### Problem to solve
Skip any picture you find and retype all the remaining lines exactly.

### Records for this exercise
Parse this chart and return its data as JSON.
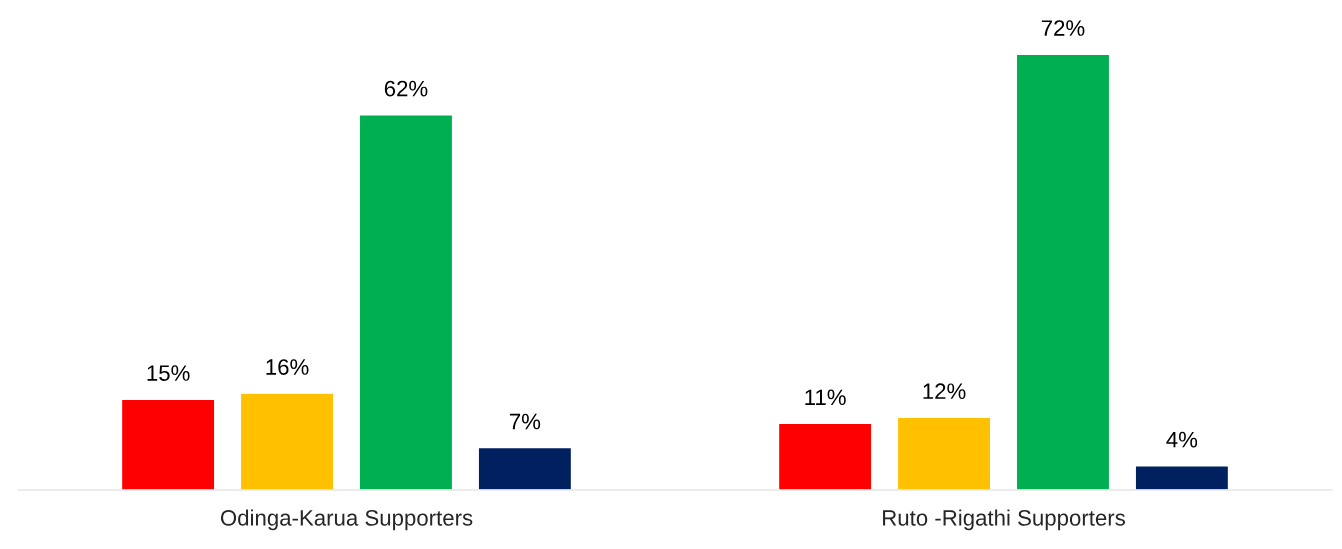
{
  "chart_data": {
    "type": "bar",
    "categories": [
      "Odinga-Karua Supporters",
      "Ruto -Rigathi Supporters"
    ],
    "series": [
      {
        "color": "#ff0000",
        "values": [
          15,
          11
        ],
        "value_labels": [
          "15%",
          "11%"
        ]
      },
      {
        "color": "#ffc000",
        "values": [
          16,
          12
        ],
        "value_labels": [
          "16%",
          "12%"
        ]
      },
      {
        "color": "#00b050",
        "values": [
          62,
          72
        ],
        "value_labels": [
          "62%",
          "72%"
        ]
      },
      {
        "color": "#002060",
        "values": [
          7,
          4
        ],
        "value_labels": [
          "7%",
          "4%"
        ]
      }
    ],
    "grid": false,
    "legend": false
  }
}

### Finished task
Parse this chart and return its data as JSON.
{
  "chart_data": {
    "type": "bar",
    "categories": [
      "Odinga-Karua Supporters",
      "Ruto -Rigathi Supporters"
    ],
    "series": [
      {
        "color": "#ff0000",
        "values": [
          15,
          11
        ],
        "value_labels": [
          "15%",
          "11%"
        ]
      },
      {
        "color": "#ffc000",
        "values": [
          16,
          12
        ],
        "value_labels": [
          "16%",
          "12%"
        ]
      },
      {
        "color": "#00b050",
        "values": [
          62,
          72
        ],
        "value_labels": [
          "62%",
          "72%"
        ]
      },
      {
        "color": "#002060",
        "values": [
          7,
          4
        ],
        "value_labels": [
          "7%",
          "4%"
        ]
      }
    ],
    "grid": false,
    "legend": false
  }
}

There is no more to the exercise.